What is asked:
Find how many lines of the listing below include the word "Kent", then report the number by itself.

Records for processing:
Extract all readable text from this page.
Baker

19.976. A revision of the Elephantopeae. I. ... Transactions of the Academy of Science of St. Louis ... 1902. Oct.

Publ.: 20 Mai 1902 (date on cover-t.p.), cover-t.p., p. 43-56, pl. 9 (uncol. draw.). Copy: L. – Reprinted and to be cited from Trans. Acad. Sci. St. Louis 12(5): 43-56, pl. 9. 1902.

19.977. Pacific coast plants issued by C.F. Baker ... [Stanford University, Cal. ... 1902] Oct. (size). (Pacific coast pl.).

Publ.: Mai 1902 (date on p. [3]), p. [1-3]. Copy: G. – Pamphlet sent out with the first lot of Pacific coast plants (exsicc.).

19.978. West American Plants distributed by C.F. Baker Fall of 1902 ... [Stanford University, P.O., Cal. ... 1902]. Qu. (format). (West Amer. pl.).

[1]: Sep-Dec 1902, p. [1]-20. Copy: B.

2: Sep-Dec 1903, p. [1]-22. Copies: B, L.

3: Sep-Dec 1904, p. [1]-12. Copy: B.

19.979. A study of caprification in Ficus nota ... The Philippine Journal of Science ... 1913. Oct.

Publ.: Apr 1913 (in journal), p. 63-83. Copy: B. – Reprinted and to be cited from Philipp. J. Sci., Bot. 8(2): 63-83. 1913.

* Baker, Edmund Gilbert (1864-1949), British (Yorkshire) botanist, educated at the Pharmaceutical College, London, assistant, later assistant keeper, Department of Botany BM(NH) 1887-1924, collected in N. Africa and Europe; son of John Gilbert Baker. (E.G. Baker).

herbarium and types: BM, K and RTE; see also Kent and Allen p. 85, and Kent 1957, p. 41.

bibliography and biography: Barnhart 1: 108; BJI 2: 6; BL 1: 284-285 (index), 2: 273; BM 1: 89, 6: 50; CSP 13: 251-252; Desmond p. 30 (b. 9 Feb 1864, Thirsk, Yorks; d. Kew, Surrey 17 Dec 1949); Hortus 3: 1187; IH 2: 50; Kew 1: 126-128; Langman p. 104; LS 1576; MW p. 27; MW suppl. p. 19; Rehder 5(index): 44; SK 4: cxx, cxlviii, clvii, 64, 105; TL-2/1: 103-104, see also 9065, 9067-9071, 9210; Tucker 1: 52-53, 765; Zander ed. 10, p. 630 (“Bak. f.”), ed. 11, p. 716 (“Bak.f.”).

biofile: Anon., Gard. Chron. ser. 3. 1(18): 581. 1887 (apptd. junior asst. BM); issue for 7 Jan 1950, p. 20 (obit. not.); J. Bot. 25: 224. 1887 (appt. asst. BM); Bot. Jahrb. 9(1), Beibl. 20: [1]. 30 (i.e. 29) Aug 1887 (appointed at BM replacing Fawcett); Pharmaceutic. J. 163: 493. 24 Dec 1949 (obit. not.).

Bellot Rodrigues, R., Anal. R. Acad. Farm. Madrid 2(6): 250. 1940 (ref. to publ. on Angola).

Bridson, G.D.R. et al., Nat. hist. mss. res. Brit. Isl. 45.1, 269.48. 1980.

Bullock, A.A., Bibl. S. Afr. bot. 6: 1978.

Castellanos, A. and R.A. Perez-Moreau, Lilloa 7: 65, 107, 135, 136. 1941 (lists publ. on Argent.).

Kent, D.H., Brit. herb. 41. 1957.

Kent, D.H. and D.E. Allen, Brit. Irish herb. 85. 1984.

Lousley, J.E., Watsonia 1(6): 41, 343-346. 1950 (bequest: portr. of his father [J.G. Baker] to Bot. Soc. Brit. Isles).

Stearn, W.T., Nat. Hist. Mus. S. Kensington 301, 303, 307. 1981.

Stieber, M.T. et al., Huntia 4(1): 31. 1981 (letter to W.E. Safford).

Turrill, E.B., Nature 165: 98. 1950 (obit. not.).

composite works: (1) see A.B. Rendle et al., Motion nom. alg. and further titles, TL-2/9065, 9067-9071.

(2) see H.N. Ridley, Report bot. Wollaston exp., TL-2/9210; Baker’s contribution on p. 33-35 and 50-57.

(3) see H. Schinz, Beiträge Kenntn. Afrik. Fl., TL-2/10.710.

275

Result:
3